--- BEGIN SUPPLIED ENTRIES ---

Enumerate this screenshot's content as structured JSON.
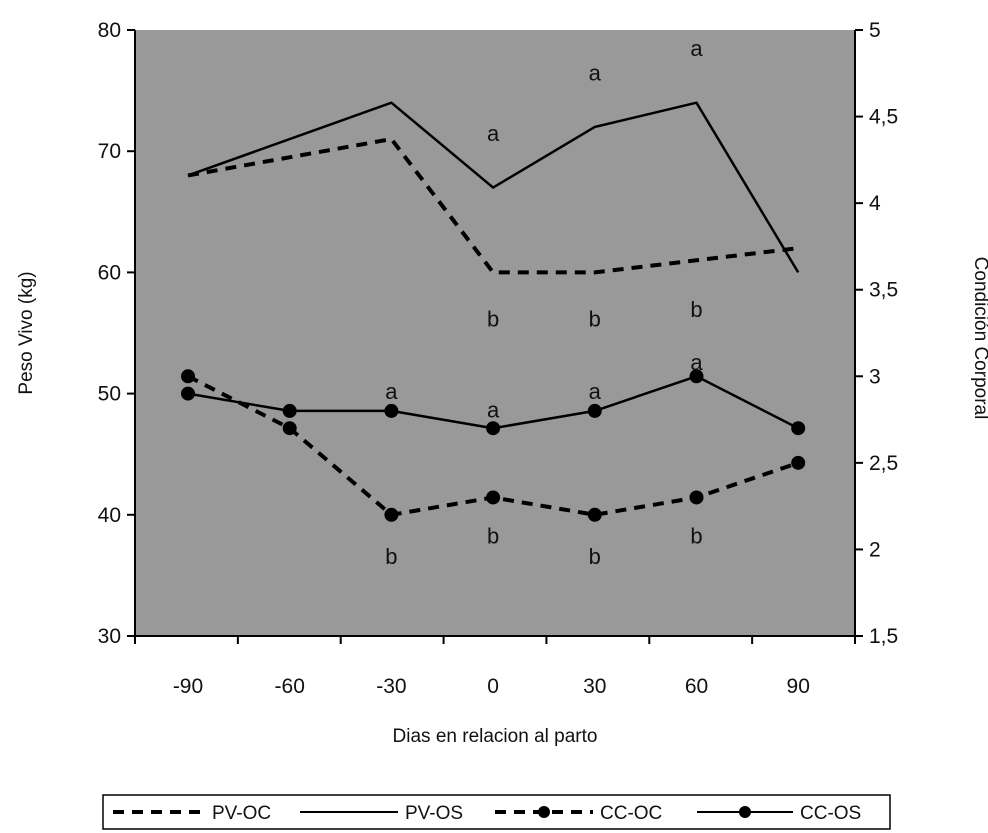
{
  "chart_data": {
    "type": "line",
    "xlabel": "Dias en relacion al parto",
    "ylabel": "Peso Vivo (kg)",
    "y2label": "Condición Corporal",
    "categories": [
      "-90",
      "-60",
      "-30",
      "0",
      "30",
      "60",
      "90"
    ],
    "ylim": [
      30,
      80
    ],
    "y_ticks": [
      "30",
      "40",
      "50",
      "60",
      "70",
      "80"
    ],
    "y2lim": [
      1.5,
      5
    ],
    "y2_ticks": [
      "1,5",
      "2",
      "2,5",
      "3",
      "3,5",
      "4",
      "4,5",
      "5"
    ],
    "grid": false,
    "plot_background": "#999999",
    "legend_position": "bottom",
    "series": [
      {
        "name": "PV-OC",
        "axis": "left",
        "style": "dashed",
        "marker": "none",
        "x": [
          -90,
          -30,
          0,
          30,
          60,
          90
        ],
        "values": [
          68,
          71,
          60,
          60,
          61,
          62
        ]
      },
      {
        "name": "PV-OS",
        "axis": "left",
        "style": "solid",
        "marker": "none",
        "x": [
          -90,
          -30,
          0,
          30,
          60,
          90
        ],
        "values": [
          68,
          74,
          67,
          72,
          74,
          60
        ]
      },
      {
        "name": "CC-OC",
        "axis": "right",
        "style": "dashed",
        "marker": "circle",
        "x": [
          -90,
          -60,
          -30,
          0,
          30,
          60,
          90
        ],
        "values": [
          3.0,
          2.7,
          2.2,
          2.3,
          2.2,
          2.3,
          2.5
        ]
      },
      {
        "name": "CC-OS",
        "axis": "right",
        "style": "solid",
        "marker": "circle",
        "x": [
          -90,
          -60,
          -30,
          0,
          30,
          60,
          90
        ],
        "values": [
          2.9,
          2.8,
          2.8,
          2.7,
          2.8,
          3.0,
          2.7
        ]
      }
    ],
    "annotations": [
      {
        "text": "a",
        "x": 0,
        "y": 71.5,
        "axis": "left"
      },
      {
        "text": "a",
        "x": 30,
        "y": 76.5,
        "axis": "left"
      },
      {
        "text": "a",
        "x": 60,
        "y": 78.5,
        "axis": "left"
      },
      {
        "text": "b",
        "x": 0,
        "y": 56.2,
        "axis": "left"
      },
      {
        "text": "b",
        "x": 30,
        "y": 56.2,
        "axis": "left"
      },
      {
        "text": "b",
        "x": 60,
        "y": 57.0,
        "axis": "left"
      },
      {
        "text": "a",
        "x": -30,
        "y": 50.2,
        "axis": "left"
      },
      {
        "text": "a",
        "x": 0,
        "y": 48.7,
        "axis": "left"
      },
      {
        "text": "a",
        "x": 30,
        "y": 50.2,
        "axis": "left"
      },
      {
        "text": "a",
        "x": 60,
        "y": 52.6,
        "axis": "left"
      },
      {
        "text": "b",
        "x": -30,
        "y": 36.6,
        "axis": "left"
      },
      {
        "text": "b",
        "x": 0,
        "y": 38.3,
        "axis": "left"
      },
      {
        "text": "b",
        "x": 30,
        "y": 36.6,
        "axis": "left"
      },
      {
        "text": "b",
        "x": 60,
        "y": 38.3,
        "axis": "left"
      }
    ]
  }
}
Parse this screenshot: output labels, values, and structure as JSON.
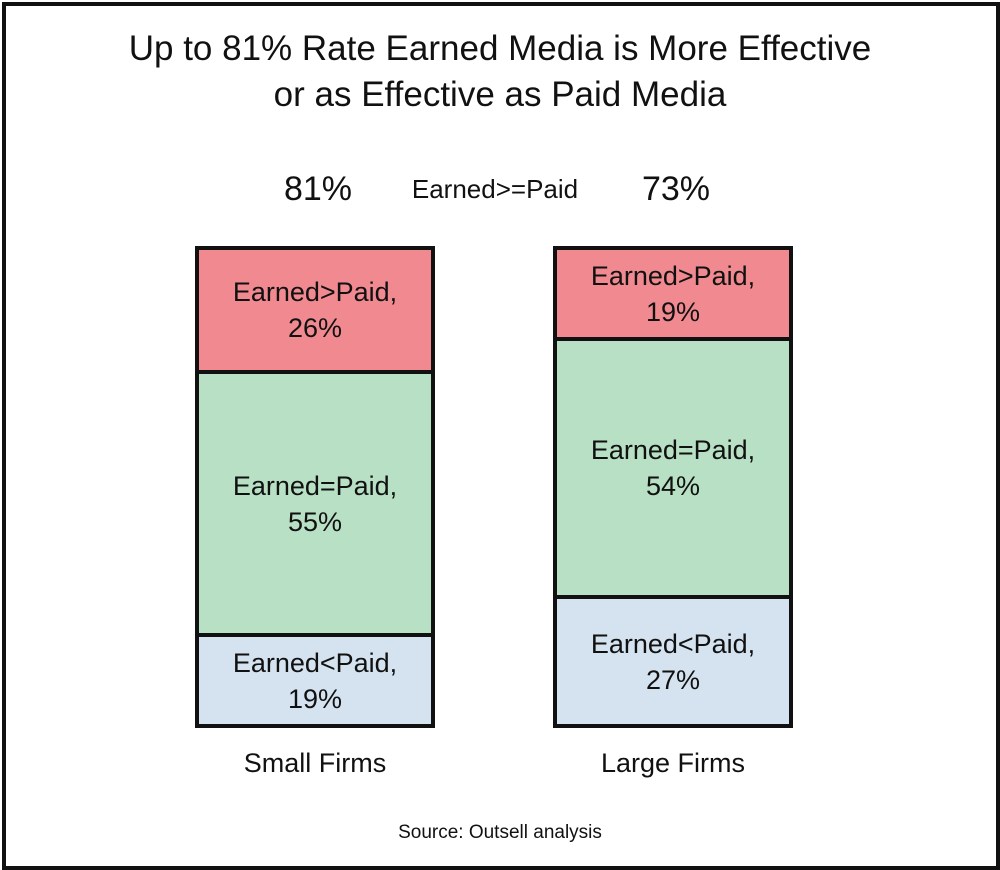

--- END SUPPLIED ENTRIES ---

# [TASK REQUIREMENTS]
Copy out every line where the word "this" occurs.

# [THE OUTPUT]
Enumerate this screenshot's content as structured JSON.
Parse this screenshot: output labels, values, and structure as JSON.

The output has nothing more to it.